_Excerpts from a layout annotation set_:
------
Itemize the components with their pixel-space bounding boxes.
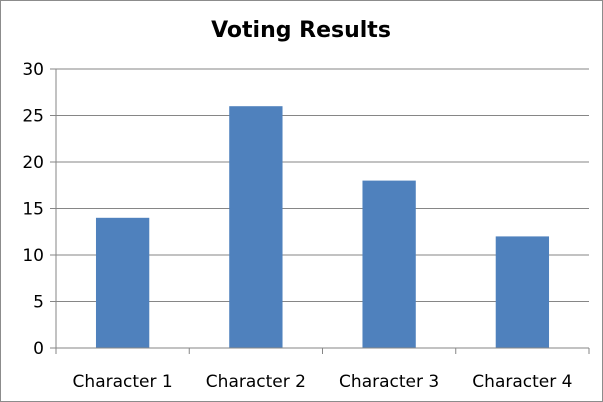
y-tick-label: 10 xyxy=(22,246,44,266)
y-tick-label: 25 xyxy=(22,107,44,127)
x-category-labels: Character 1 Character 2 Character 3 Charact… xyxy=(73,372,573,392)
y-tick-label: 20 xyxy=(22,153,44,173)
y-tick-label: 15 xyxy=(22,200,44,220)
x-category-label: Character 1 xyxy=(73,372,173,392)
bar-3 xyxy=(362,180,416,348)
y-tick-label: 5 xyxy=(33,293,44,313)
x-category-label: Character 4 xyxy=(472,372,572,392)
x-category-label: Character 3 xyxy=(339,372,439,392)
chart-title: Voting Results xyxy=(211,18,391,43)
bar-1 xyxy=(95,217,150,348)
y-tick-labels: 0 5 10 15 20 25 30 xyxy=(22,60,44,359)
y-tick-label: 30 xyxy=(22,60,44,80)
bars xyxy=(95,106,550,348)
axes xyxy=(55,69,590,354)
y-tick-label: 0 xyxy=(33,339,44,359)
bar-2 xyxy=(229,106,283,348)
x-category-label: Character 2 xyxy=(206,372,306,392)
bar-4 xyxy=(495,236,550,348)
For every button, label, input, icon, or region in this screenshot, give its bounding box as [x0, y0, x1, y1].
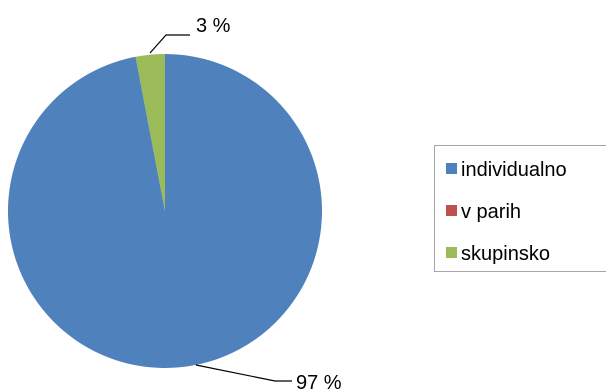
------
_Task details_: Reproduce all of the items above word for word, leaving the pictures out of your answer.

_The response_:
Itemize the components with their pixel-space bounding boxes.
y-tick-label: 10 xyxy=(22,246,44,266)
y-tick-label: 25 xyxy=(22,107,44,127)
x-category-labels: Character 1 Character 2 Character 3 Charact… xyxy=(73,372,573,392)
y-tick-label: 20 xyxy=(22,153,44,173)
y-tick-label: 15 xyxy=(22,200,44,220)
x-category-label: Character 1 xyxy=(73,372,173,392)
bar-3 xyxy=(362,180,416,348)
y-tick-label: 5 xyxy=(33,293,44,313)
x-category-label: Character 4 xyxy=(472,372,572,392)
x-category-label: Character 3 xyxy=(339,372,439,392)
chart-title: Voting Results xyxy=(211,18,391,43)
bar-1 xyxy=(95,217,150,348)
y-tick-labels: 0 5 10 15 20 25 30 xyxy=(22,60,44,359)
y-tick-label: 30 xyxy=(22,60,44,80)
bars xyxy=(95,106,550,348)
axes xyxy=(55,69,590,354)
y-tick-label: 0 xyxy=(33,339,44,359)
bar-2 xyxy=(229,106,283,348)
x-category-label: Character 2 xyxy=(206,372,306,392)
bar-4 xyxy=(495,236,550,348)
For every button, label, input, icon, or region in this screenshot, give its bounding box as [x0, y0, x1, y1].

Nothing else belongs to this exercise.